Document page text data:
++++++++

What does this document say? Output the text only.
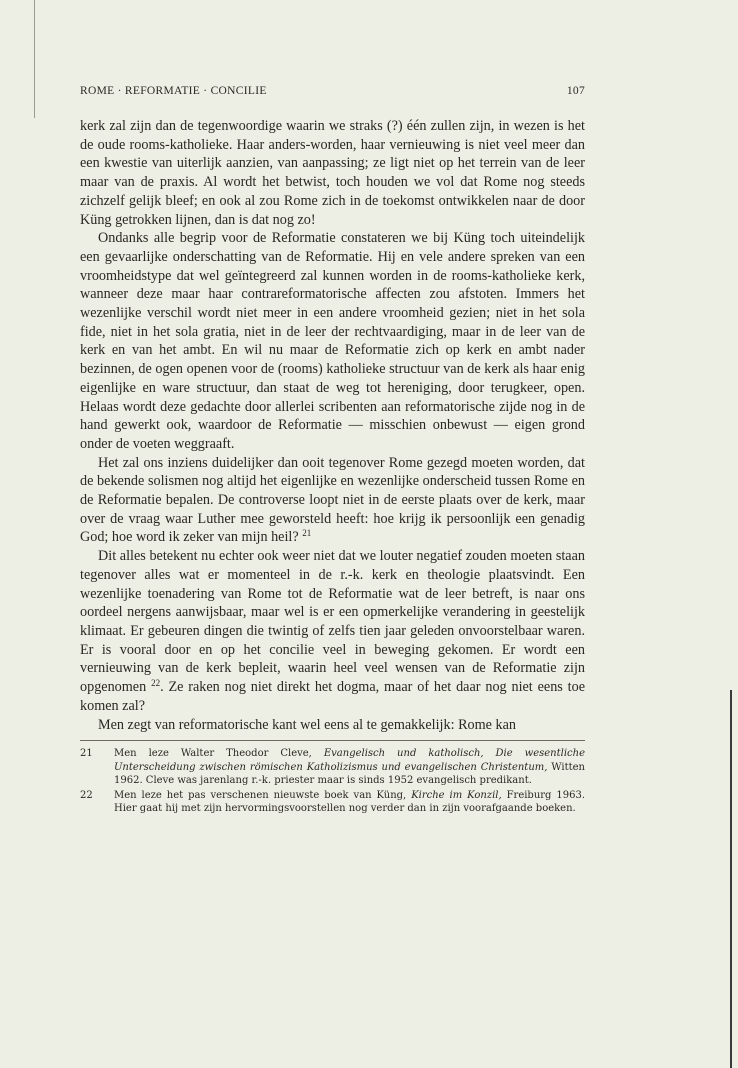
ROME · REFORMATIE · CONCILIE	107

kerk zal zijn dan de tegenwoordige waarin we straks (?) één zullen zijn, in wezen is het de oude rooms-katholieke. Haar anders-worden, haar vernieuwing is niet veel meer dan een kwestie van uiterlijk aanzien, van aanpassing; ze ligt niet op het terrein van de leer maar van de praxis. Al wordt het betwist, toch houden we vol dat Rome nog steeds zichzelf gelijk bleef; en ook al zou Rome zich in de toekomst ontwikkelen naar de door Küng getrokken lijnen, dan is dat nog zo!

Ondanks alle begrip voor de Reformatie constateren we bij Küng toch uiteindelijk een gevaarlijke onderschatting van de Reformatie. Hij en vele andere spreken van een vroomheidstype dat wel geïntegreerd zal kunnen worden in de rooms-katholieke kerk, wanneer deze maar haar contrareformatorische affecten zou afstoten. Immers het wezenlijke verschil wordt niet meer in een andere vroomheid gezien; niet in het sola fide, niet in het sola gratia, niet in de leer der rechtvaardiging, maar in de leer van de kerk en van het ambt. En wil nu maar de Reformatie zich op kerk en ambt nader bezinnen, de ogen openen voor de (rooms) katholieke structuur van de kerk als haar enig eigenlijke en ware structuur, dan staat de weg tot hereniging, door terugkeer, open. Helaas wordt deze gedachte door allerlei scribenten aan reformatorische zijde nog in de hand gewerkt ook, waardoor de Reformatie — misschien onbewust — eigen grond onder de voeten weggraaft.

Het zal ons inziens duidelijker dan ooit tegenover Rome gezegd moeten worden, dat de bekende solismen nog altijd het eigenlijke en wezenlijke onderscheid tussen Rome en de Reformatie bepalen. De controverse loopt niet in de eerste plaats over de kerk, maar over de vraag waar Luther mee geworsteld heeft: hoe krijg ik persoonlijk een genadig God; hoe word ik zeker van mijn heil? $^{21}$

Dit alles betekent nu echter ook weer niet dat we louter negatief zouden moeten staan tegenover alles wat er momenteel in de r.-k. kerk en theologie plaatsvindt. Een wezenlijke toenadering van Rome tot de Reformatie wat de leer betreft, is naar ons oordeel nergens aanwijsbaar, maar wel is er een opmerkelijke verandering in geestelijk klimaat. Er gebeuren dingen die twintig of zelfs tien jaar geleden onvoorstelbaar waren. Er is vooral door en op het concilie veel in beweging gekomen. Er wordt een vernieuwing van de kerk bepleit, waarin heel veel wensen van de Reformatie zijn opgenomen $^{22}$. Ze raken nog niet direkt het dogma, maar of het daar nog niet eens toe komen zal?

Men zegt van reformatorische kant wel eens al te gemakkelijk: Rome kan

21	Men leze Walter Theodor Cleve, Evangelisch und katholisch, Die wesentliche Unterscheidung zwischen römischen Katholizismus und evangelischen Christentum, Witten 1962. Cleve was jarenlang r.-k. priester maar is sinds 1952 evangelisch predikant.
22	Men leze het pas verschenen nieuwste boek van Küng, Kirche im Konzil, Freiburg 1963. Hier gaat hij met zijn hervormingsvoorstellen nog verder dan in zijn voorafgaande boeken.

++++++++

Exercise objective -
Each line above that has the word "eens" should be copied.

Answer section -
Dit alles betekent nu echter ook weer niet dat we louter negatief zouden moeten staan tegenover alles wat er momenteel in de r.-k. kerk en theologie plaatsvindt. Een wezenlijke toenadering van Rome tot de Reformatie wat de leer betreft, is naar ons oordeel nergens aanwijsbaar, maar wel is er een opmerkelijke verandering in geestelijk klimaat. Er gebeuren dingen die twintig of zelfs tien jaar geleden onvoorstelbaar waren. Er is vooral door en op het concilie veel in beweging gekomen. Er wordt een vernieuwing van de kerk bepleit, waarin heel veel wensen van de Reformatie zijn opgenomen $^{22}$. Ze raken nog niet direkt het dogma, maar of het daar nog niet eens toe komen zal?
Men zegt van reformatorische kant wel eens al te gemakkelijk: Rome kan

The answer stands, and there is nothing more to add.